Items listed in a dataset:
┌────────
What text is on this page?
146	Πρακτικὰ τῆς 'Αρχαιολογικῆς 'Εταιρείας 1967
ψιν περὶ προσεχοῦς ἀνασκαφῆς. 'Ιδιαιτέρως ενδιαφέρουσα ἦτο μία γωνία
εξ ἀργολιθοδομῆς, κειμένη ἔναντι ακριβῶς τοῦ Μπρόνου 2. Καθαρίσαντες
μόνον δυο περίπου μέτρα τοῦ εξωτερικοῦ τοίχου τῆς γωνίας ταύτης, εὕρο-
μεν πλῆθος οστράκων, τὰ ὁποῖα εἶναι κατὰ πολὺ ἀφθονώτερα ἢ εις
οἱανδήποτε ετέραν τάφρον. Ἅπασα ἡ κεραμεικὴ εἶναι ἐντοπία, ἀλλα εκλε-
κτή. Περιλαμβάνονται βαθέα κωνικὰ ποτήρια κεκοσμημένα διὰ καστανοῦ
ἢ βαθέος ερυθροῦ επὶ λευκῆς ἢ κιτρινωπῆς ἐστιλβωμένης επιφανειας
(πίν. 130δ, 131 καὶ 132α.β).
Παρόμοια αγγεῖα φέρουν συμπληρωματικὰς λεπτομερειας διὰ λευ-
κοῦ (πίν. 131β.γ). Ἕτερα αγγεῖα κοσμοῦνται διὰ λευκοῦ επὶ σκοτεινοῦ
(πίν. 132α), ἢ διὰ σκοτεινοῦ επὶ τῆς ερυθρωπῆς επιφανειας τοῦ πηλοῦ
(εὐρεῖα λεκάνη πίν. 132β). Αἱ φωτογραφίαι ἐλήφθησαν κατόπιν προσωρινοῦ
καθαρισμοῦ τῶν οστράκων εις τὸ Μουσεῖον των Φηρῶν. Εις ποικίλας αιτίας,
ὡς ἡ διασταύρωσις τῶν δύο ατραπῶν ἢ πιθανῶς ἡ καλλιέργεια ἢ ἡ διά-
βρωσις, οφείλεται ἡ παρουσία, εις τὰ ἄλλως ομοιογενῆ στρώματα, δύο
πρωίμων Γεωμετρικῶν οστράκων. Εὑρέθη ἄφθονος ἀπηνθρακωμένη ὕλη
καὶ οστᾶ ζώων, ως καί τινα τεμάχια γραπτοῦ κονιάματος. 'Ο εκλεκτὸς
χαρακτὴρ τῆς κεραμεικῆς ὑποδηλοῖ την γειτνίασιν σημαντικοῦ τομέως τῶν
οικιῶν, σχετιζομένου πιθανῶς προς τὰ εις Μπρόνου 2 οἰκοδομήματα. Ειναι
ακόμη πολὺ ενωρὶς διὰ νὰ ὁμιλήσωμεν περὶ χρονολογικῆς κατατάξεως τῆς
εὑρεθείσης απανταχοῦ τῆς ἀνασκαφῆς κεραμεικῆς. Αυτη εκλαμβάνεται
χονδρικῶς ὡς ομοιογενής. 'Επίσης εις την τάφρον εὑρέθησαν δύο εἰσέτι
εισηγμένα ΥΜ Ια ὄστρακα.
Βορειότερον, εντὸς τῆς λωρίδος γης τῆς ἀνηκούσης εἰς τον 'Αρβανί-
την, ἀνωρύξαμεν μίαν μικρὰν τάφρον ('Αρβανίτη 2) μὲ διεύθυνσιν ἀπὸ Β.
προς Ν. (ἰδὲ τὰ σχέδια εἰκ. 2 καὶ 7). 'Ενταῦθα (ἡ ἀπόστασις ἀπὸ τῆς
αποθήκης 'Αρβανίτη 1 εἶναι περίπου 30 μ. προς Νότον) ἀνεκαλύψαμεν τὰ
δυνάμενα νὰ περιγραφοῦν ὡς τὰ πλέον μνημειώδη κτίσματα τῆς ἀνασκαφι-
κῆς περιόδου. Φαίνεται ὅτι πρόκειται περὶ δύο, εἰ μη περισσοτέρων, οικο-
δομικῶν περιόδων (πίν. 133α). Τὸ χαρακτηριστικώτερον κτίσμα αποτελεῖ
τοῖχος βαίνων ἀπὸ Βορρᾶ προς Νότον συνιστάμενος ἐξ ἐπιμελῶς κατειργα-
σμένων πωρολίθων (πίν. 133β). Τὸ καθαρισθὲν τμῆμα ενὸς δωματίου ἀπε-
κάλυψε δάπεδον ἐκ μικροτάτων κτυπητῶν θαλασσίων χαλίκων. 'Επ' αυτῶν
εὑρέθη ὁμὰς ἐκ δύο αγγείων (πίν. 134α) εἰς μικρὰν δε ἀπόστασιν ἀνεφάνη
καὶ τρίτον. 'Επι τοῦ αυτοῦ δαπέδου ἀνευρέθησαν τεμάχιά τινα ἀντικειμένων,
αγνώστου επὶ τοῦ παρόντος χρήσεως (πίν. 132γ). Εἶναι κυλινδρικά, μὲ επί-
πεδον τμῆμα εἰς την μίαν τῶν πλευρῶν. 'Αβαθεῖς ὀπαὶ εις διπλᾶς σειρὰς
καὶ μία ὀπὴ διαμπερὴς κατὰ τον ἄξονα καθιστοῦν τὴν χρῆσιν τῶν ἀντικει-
└────────
┌────────
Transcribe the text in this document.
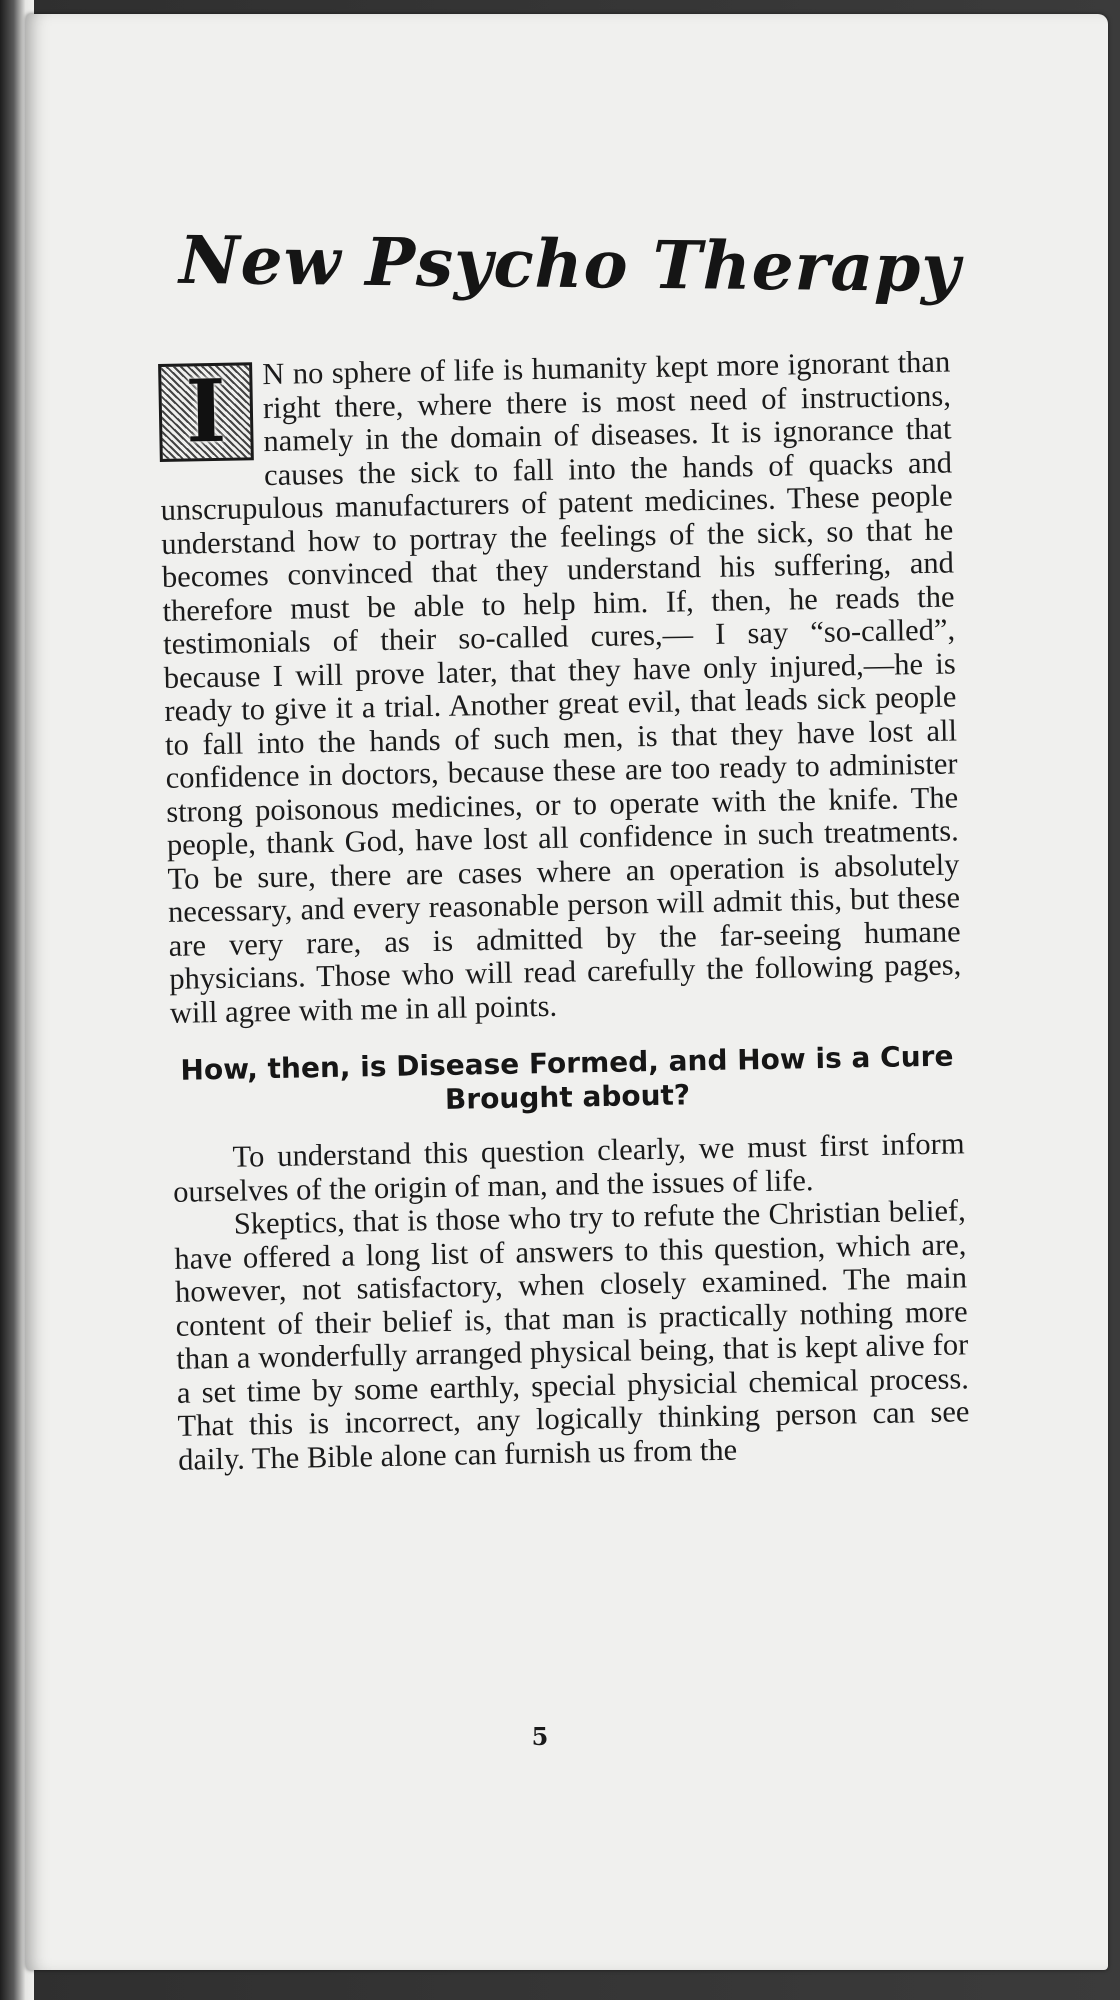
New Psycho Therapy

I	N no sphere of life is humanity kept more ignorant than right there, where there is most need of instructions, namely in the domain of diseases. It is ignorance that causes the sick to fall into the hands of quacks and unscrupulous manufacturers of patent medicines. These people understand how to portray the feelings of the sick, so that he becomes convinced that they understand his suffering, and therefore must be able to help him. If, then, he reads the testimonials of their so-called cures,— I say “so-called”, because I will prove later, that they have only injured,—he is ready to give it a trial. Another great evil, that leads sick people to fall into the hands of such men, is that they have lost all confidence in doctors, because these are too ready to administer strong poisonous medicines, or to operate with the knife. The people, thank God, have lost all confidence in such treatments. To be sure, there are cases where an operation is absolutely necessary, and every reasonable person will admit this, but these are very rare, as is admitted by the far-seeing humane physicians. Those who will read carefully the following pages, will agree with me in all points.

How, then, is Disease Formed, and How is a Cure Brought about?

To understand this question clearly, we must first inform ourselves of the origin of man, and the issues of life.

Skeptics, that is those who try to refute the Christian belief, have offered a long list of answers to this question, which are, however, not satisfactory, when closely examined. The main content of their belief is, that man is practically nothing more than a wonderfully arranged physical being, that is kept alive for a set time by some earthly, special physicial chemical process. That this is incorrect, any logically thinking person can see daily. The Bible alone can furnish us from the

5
└────────
# PROBLEM TO WORK ON
Identify the lines that contain the string "σκοτεινοῦ", and copy every one of them.

# EXERCISE RESULT
κοῦ (πίν. 131β.γ). Ἕτερα αγγεῖα κοσμοῦνται διὰ λευκοῦ επὶ σκοτεινοῦ
(πίν. 132α), ἢ διὰ σκοτεινοῦ επὶ τῆς ερυθρωπῆς επιφανειας τοῦ πηλοῦ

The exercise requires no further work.